The Dog and the Wolf is one of Aesop's Fables, numbered 346 in the Perry Index. It has been popular since antiquity as an object lesson of how freedom should not be exchanged for comfort or financial gain. An alternative fable with the same moral concerning different animals is less well known.

==Freedom is sweet==
A famished wolf meets a well-fed dog and compliments him on his sleek appearance. The dog describes his life of ease and invites the wolf to join him. As they go on their way, the wolf asks why the fur about the dog's neck is worn away. He replies that it is merely caused by the collar he has to wear at home. The wolf then leaves him, declaring that a full belly is poor compensation for lack of liberty.

That the fable dates from before Aesop's time is suggested by a single line surviving from a poem by Archilochos in which the question is asked 'what has caused the scruff of his neck to become so worn'. It is conjectured that this refers to some early version of the fable, which is well attested in later Greek sources, including the collection of Babrius, as well as in the Latin collection of Phaedrus. The fable was also well known in the Middle Ages, was included in William Caxton's collection, and was made the subject of a Neo-Latin poem by Hieronymus Osius. In William Somervile's retelling, the moral is lengthened into a panegyric of Britain's sturdy independence. The "application" in Thomas Bewick's The Fables of Aesop (1818), however, observes more cautiously that "liberty in a state of society does not consist in doing whatsoever we please" and therefore "a certain portion of individual liberty must be given up for the good of the whole".
▬▬▬▬▬▬
» Check your understanding
a) In the passage on the fable of the dog and the wolf, what does the dog say has worn away the fur about his neck?
b) Pick up the passage on the fable of the dog and the wolf after its final sentence and continue it.
▬▬▬▬▬▬
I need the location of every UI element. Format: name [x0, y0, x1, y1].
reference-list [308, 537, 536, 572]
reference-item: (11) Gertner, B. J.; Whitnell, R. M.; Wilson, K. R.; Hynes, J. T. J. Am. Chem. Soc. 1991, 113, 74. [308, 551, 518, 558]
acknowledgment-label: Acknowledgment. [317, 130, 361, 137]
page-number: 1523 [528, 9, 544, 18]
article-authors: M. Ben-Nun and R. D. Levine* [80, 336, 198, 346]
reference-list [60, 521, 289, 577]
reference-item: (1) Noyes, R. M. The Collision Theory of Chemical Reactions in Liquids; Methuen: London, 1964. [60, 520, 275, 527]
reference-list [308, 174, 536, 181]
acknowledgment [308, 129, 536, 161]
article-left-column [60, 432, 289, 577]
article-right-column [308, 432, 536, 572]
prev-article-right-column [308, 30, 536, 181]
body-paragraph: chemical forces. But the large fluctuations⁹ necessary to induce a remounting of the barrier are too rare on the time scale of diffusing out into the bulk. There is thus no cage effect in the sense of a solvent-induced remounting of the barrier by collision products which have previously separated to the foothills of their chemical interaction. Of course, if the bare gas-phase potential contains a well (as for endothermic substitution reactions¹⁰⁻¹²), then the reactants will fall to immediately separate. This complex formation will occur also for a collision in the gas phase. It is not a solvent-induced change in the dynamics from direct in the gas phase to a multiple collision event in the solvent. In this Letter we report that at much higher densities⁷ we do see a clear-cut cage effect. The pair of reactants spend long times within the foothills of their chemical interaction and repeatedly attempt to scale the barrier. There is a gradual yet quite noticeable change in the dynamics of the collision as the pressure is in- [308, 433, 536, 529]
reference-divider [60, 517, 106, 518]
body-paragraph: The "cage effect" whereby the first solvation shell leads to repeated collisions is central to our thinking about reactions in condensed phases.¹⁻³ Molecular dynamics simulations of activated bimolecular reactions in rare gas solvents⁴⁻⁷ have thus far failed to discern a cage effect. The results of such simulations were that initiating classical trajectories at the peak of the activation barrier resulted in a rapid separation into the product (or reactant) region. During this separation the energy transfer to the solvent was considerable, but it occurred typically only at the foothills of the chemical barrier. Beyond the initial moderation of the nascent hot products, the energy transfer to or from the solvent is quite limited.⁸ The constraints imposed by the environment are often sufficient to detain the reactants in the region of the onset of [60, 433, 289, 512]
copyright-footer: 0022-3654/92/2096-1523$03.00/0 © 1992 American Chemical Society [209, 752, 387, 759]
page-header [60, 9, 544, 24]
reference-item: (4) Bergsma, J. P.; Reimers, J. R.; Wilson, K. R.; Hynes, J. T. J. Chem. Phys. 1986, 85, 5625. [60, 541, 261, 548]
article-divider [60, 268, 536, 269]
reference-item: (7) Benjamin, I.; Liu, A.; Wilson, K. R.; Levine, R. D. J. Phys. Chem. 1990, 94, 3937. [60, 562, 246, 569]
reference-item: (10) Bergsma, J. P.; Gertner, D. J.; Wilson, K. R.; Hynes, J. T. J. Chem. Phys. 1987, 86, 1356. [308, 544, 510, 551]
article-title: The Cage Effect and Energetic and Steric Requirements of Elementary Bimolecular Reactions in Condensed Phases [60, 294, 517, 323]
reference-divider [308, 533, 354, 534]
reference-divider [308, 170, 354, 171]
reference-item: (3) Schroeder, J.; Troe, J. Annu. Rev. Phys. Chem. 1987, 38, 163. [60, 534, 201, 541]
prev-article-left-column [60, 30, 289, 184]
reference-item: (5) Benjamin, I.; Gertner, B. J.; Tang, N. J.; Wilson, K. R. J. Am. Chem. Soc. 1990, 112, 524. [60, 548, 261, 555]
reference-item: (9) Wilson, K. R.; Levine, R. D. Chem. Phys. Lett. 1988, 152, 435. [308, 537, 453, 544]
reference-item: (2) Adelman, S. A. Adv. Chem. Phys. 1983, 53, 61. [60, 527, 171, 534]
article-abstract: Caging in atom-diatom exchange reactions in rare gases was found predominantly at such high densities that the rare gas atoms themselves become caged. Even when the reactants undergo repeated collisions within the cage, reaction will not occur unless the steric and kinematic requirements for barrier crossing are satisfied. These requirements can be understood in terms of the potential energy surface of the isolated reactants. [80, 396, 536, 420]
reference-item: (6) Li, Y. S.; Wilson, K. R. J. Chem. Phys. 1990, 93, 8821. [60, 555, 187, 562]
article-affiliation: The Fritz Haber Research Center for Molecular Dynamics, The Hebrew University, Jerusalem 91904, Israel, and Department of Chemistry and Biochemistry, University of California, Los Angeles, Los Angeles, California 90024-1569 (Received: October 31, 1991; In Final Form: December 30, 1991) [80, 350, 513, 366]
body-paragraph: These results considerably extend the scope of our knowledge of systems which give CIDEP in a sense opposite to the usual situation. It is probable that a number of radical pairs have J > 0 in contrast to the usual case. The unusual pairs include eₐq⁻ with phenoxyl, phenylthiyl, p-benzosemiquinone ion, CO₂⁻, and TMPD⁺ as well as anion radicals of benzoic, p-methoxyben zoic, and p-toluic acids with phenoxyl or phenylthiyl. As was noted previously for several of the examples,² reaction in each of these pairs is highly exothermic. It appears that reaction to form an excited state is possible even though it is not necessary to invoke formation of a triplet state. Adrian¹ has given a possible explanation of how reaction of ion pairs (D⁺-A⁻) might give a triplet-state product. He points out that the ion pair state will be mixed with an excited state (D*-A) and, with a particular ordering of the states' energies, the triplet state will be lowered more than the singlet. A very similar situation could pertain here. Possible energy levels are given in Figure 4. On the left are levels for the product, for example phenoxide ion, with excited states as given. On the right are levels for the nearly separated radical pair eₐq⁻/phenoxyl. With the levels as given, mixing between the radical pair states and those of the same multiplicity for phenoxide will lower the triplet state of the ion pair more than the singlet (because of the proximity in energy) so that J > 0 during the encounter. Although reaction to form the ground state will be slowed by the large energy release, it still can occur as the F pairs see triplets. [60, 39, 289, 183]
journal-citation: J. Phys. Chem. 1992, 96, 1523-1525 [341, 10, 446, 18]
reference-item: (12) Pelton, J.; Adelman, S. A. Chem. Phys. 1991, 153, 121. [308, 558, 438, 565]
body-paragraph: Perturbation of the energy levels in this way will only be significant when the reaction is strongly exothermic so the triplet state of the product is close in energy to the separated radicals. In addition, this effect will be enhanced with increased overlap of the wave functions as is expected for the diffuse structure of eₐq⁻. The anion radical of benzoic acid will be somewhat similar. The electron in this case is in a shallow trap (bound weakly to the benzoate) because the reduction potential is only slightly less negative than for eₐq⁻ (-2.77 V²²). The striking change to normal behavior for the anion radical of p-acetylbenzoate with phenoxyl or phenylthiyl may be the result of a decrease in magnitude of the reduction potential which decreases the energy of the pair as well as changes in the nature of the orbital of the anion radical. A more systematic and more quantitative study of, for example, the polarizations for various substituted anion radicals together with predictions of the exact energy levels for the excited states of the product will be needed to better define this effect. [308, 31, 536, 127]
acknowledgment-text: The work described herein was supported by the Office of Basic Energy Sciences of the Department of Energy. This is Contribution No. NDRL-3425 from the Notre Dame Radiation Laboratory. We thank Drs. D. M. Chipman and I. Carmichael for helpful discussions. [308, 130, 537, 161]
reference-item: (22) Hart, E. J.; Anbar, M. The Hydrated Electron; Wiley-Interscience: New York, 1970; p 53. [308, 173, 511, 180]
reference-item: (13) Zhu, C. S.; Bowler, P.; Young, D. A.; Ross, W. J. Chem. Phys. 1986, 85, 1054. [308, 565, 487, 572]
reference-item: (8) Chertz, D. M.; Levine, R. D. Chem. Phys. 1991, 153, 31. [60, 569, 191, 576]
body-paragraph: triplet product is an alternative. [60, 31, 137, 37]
▬▬▬▬▬▬
» Answers by item
a) The collar he has to wear at home.

b)
The story was also made the subject of one of La Fontaine's Fables (Le loup et le chien, I.5), in which Master Wolf, on learning the forfeit necessary, "took to its heels and is running yet". In modern times the text has been set for piano and high voice by the French composer Isabelle Aboulker.

==The wild animal and the beast of burden==
A fragmentary proverbial saying attributed to Ahiqar occurs in an Aramaic document dating from the 6th century BCE: A man one day said to the onager (wild ass), "Let me ride upon thee, and I will maintain thee ..." Said the wild ass, "Keep thy maintenance and thy fodder and let me not see thy riding." Since the onager is an Asian animal, it suggests that this region may have been the origin of the alternative fable recorded as 183 in the Perry Index. In this the wild ass at first congratulates a grazing pack-animal's sleek condition but eventually is grateful for his own freedom after seeing the other being driven along beneath a load. A later 'Christianised' version is now numbered as the independent fable 411 in the Perry Index. There the onager jeers at a donkey, only to be eaten by a lion since it is not guarded by a human.